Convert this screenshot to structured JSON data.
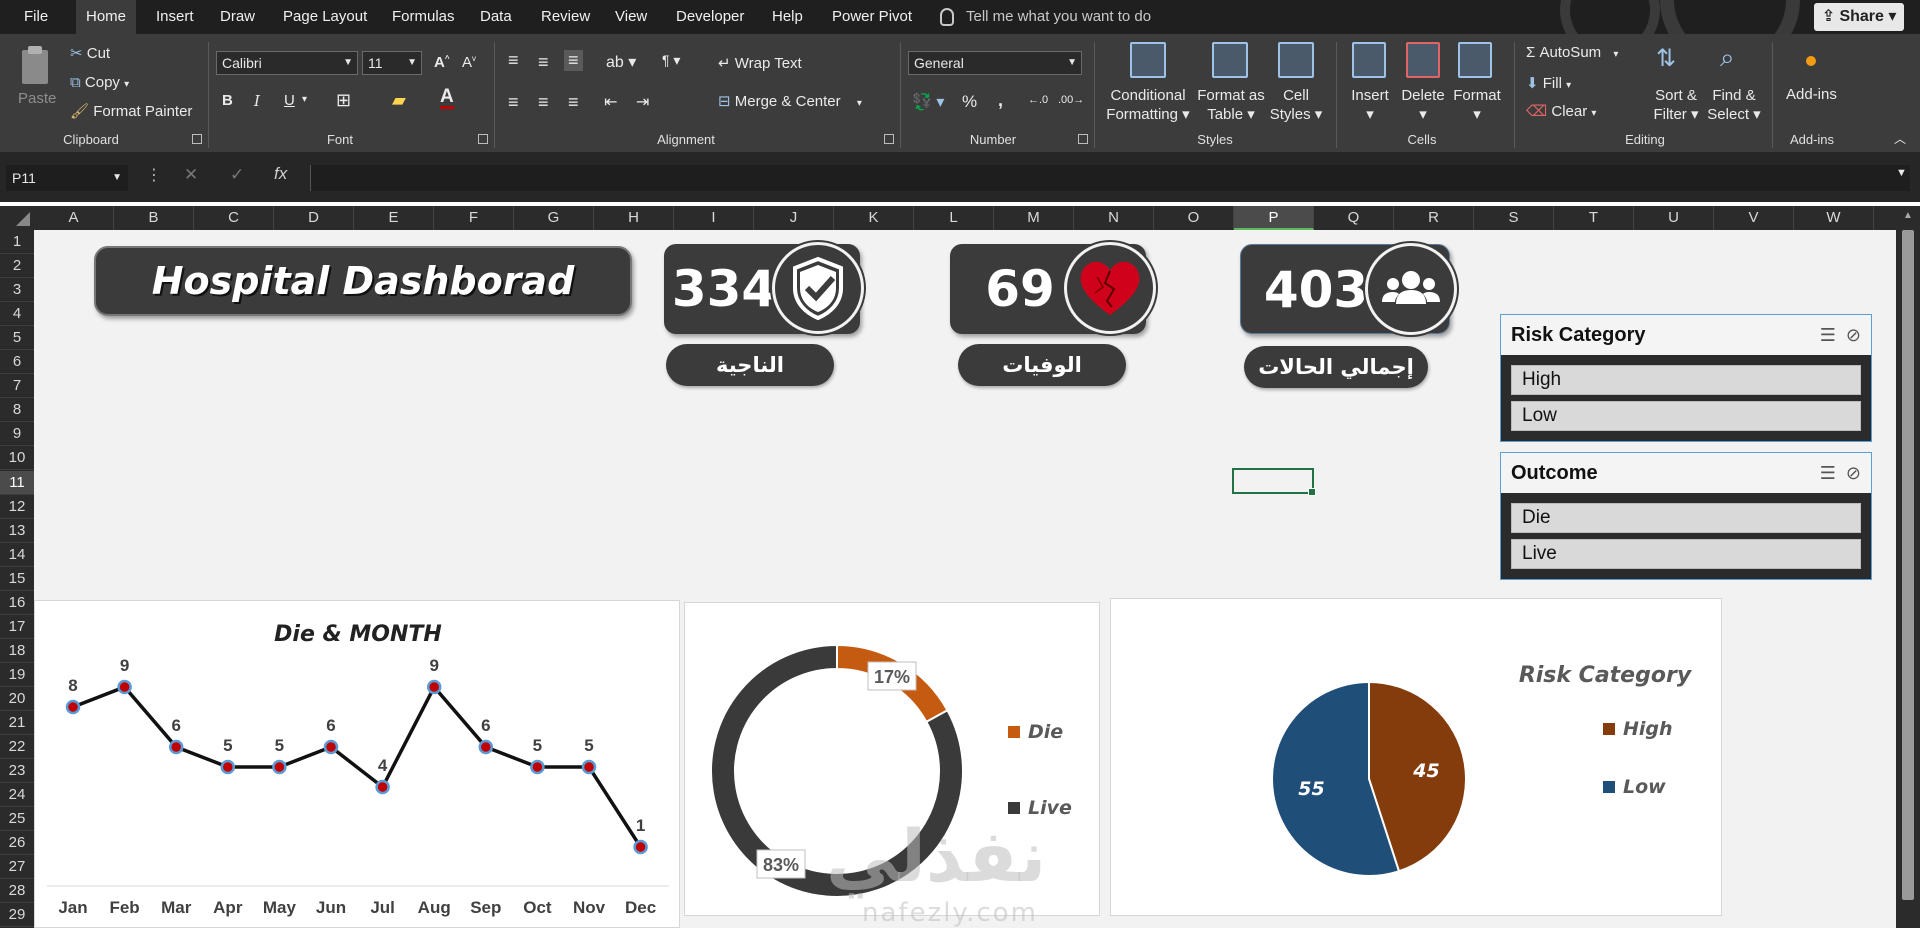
{
  "menu": {
    "tabs": [
      "File",
      "Home",
      "Insert",
      "Draw",
      "Page Layout",
      "Formulas",
      "Data",
      "Review",
      "View",
      "Developer",
      "Help",
      "Power Pivot"
    ],
    "tell_me": "Tell me what you want to do",
    "share": "Share"
  },
  "ribbon": {
    "clipboard": {
      "paste": "Paste",
      "cut": "Cut",
      "copy": "Copy",
      "format_painter": "Format Painter",
      "label": "Clipboard"
    },
    "font": {
      "name": "Calibri",
      "size": "11",
      "label": "Font",
      "bold": "B",
      "italic": "I",
      "underline": "U"
    },
    "alignment": {
      "wrap_text": "Wrap Text",
      "merge_center": "Merge & Center",
      "label": "Alignment"
    },
    "number": {
      "format": "General",
      "percent": "%",
      "comma": ",",
      "label": "Number"
    },
    "styles": {
      "conditional_1": "Conditional",
      "conditional_2": "Formatting",
      "format_as_1": "Format as",
      "format_as_2": "Table",
      "cell_styles_1": "Cell",
      "cell_styles_2": "Styles",
      "label": "Styles"
    },
    "cells": {
      "insert": "Insert",
      "delete": "Delete",
      "format": "Format",
      "label": "Cells"
    },
    "editing": {
      "autosum": "AutoSum",
      "fill": "Fill",
      "clear": "Clear",
      "sort_1": "Sort &",
      "sort_2": "Filter",
      "find_1": "Find &",
      "find_2": "Select",
      "label": "Editing"
    },
    "addins": {
      "btn": "Add-ins",
      "label": "Add-ins"
    }
  },
  "formula_bar": {
    "name_box": "P11",
    "fx": "fx",
    "cancel": "✕",
    "enter": "✓",
    "content": ""
  },
  "grid": {
    "columns": [
      "A",
      "B",
      "C",
      "D",
      "E",
      "F",
      "G",
      "H",
      "I",
      "J",
      "K",
      "L",
      "M",
      "N",
      "O",
      "P",
      "Q",
      "R",
      "S",
      "T",
      "U",
      "V",
      "W"
    ],
    "selected_column": "P",
    "rows": [
      "1",
      "2",
      "3",
      "4",
      "5",
      "6",
      "7",
      "8",
      "9",
      "10",
      "11",
      "12",
      "13",
      "14",
      "15",
      "16",
      "17",
      "18",
      "19",
      "20",
      "21",
      "22",
      "23",
      "24",
      "25",
      "26",
      "27",
      "28",
      "29"
    ],
    "selected_row": "11"
  },
  "dashboard": {
    "title": "Hospital Dashborad",
    "kpis": [
      {
        "value": "334",
        "label": "الناجية",
        "icon": "shield-check-icon"
      },
      {
        "value": "69",
        "label": "الوفيات",
        "icon": "broken-heart-icon"
      },
      {
        "value": "403",
        "label": "إجمالي الحالات",
        "icon": "users-icon"
      }
    ],
    "slicers": [
      {
        "title": "Risk Category",
        "items": [
          "High",
          "Low"
        ]
      },
      {
        "title": "Outcome",
        "items": [
          "Die",
          "Live"
        ]
      }
    ],
    "watermark": "نفذلي",
    "watermark_url": "nafezly.com"
  },
  "colors": {
    "accent_green": "#217346",
    "die": "#c55a11",
    "live": "#3a3a3a",
    "high": "#843c0c",
    "low": "#1f4e79",
    "line": "#111111",
    "marker_fill": "#c00000",
    "marker_ring": "#5b9bd5"
  },
  "chart_data": [
    {
      "type": "line",
      "title": "Die  & MONTH",
      "categories": [
        "Jan",
        "Feb",
        "Mar",
        "Apr",
        "May",
        "Jun",
        "Jul",
        "Aug",
        "Sep",
        "Oct",
        "Nov",
        "Dec"
      ],
      "series": [
        {
          "values": [
            8,
            9,
            6,
            5,
            5,
            6,
            4,
            9,
            6,
            5,
            5,
            1
          ]
        }
      ],
      "data_labels": true,
      "ylim": [
        0,
        10
      ],
      "grid": false
    },
    {
      "type": "pie",
      "subtype": "doughnut",
      "title": "",
      "categories": [
        "Die",
        "Live"
      ],
      "values": [
        17,
        83
      ],
      "data_labels": [
        "17%",
        "83%"
      ],
      "legend": "right"
    },
    {
      "type": "pie",
      "title": "Risk Category",
      "categories": [
        "High",
        "Low"
      ],
      "values": [
        45,
        55
      ],
      "data_labels": [
        "45",
        "55"
      ],
      "legend": "right"
    }
  ]
}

#### Work to complete
What is the number of lines in the data that hold the string "icon"? Answer with the number only.

#### Output
3